## Given instruction
Without the pictures, can you quote each line below exactly?

## Stored entries
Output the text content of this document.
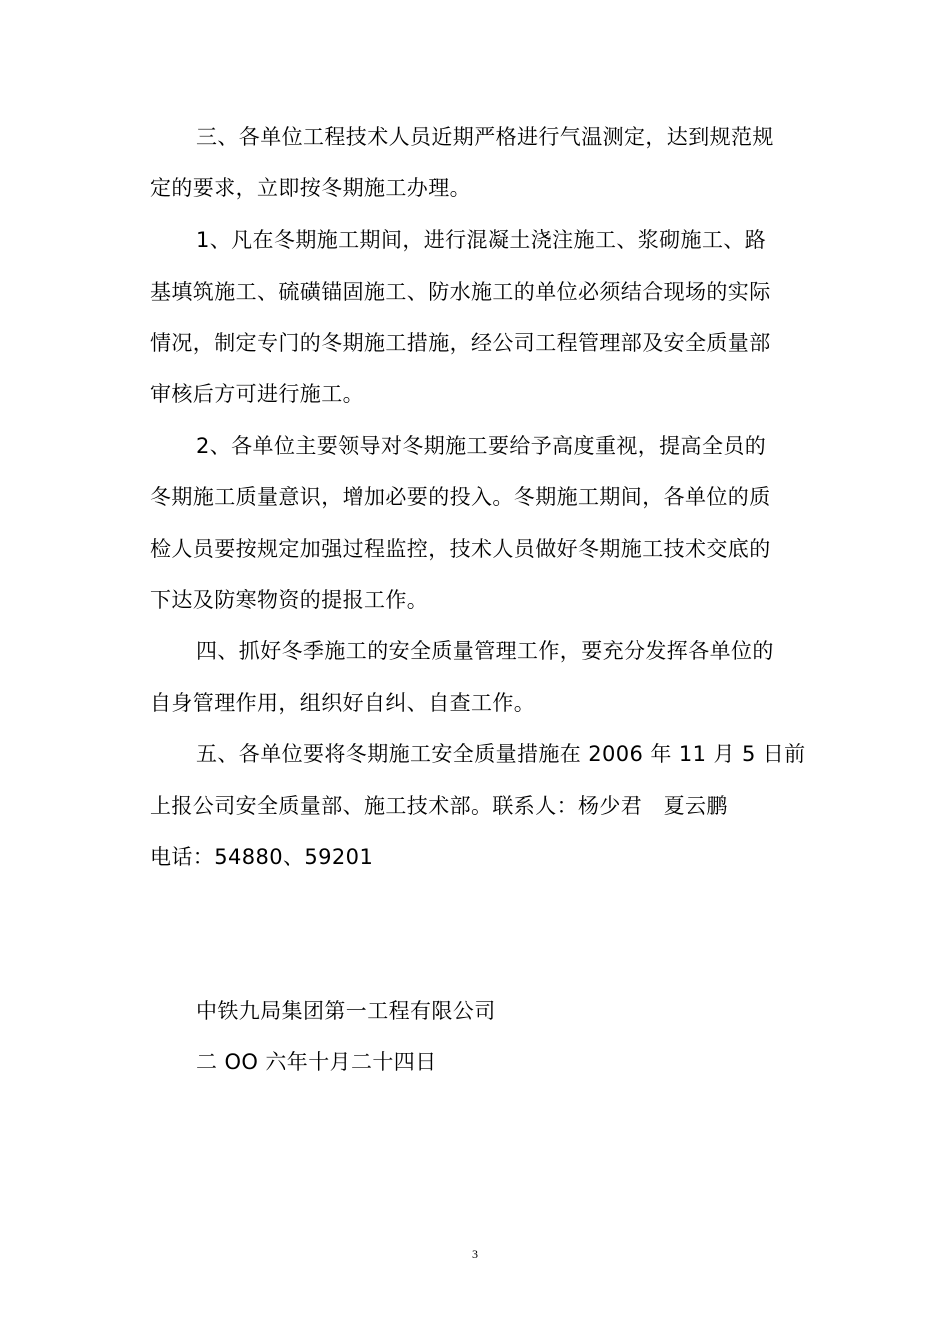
三、各单位工程技术人员近期严格进行气温测定，达到规范规
定的要求，立即按冬期施工办理。
1、凡在冬期施工期间，进行混凝土浇注施工、浆砌施工、路
基填筑施工、硫磺锚固施工、防水施工的单位必须结合现场的实际
情况，制定专门的冬期施工措施，经公司工程管理部及安全质量部
审核后方可进行施工。
2、各单位主要领导对冬期施工要给予高度重视，提高全员的
冬期施工质量意识，增加必要的投入。冬期施工期间，各单位的质
检人员要按规定加强过程监控，技术人员做好冬期施工技术交底的
下达及防寒物资的提报工作。
四、抓好冬季施工的安全质量管理工作，要充分发挥各单位的
自身管理作用，组织好自纠、自查工作。
五、各单位要将冬期施工安全质量措施在 2006 年 11 月 5 日前
上报公司安全质量部、施工技术部。联系人：杨少君　夏云鹏
电话：54880、59201
中铁九局集团第一工程有限公司
二 OO 六年十月二十四日
3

## Problem solution
Output the text content of this document.
三、各单位工程技术人员近期严格进行气温测定，达到规范规
定的要求，立即按冬期施工办理。
1、凡在冬期施工期间，进行混凝土浇注施工、浆砌施工、路
基填筑施工、硫磺锚固施工、防水施工的单位必须结合现场的实际
情况，制定专门的冬期施工措施，经公司工程管理部及安全质量部
审核后方可进行施工。
2、各单位主要领导对冬期施工要给予高度重视，提高全员的
冬期施工质量意识，增加必要的投入。冬期施工期间，各单位的质
检人员要按规定加强过程监控，技术人员做好冬期施工技术交底的
下达及防寒物资的提报工作。
四、抓好冬季施工的安全质量管理工作，要充分发挥各单位的
自身管理作用，组织好自纠、自查工作。
五、各单位要将冬期施工安全质量措施在 2006 年 11 月 5 日前
上报公司安全质量部、施工技术部。联系人：杨少君　夏云鹏
电话：54880、59201
中铁九局集团第一工程有限公司
二 OO 六年十月二十四日
3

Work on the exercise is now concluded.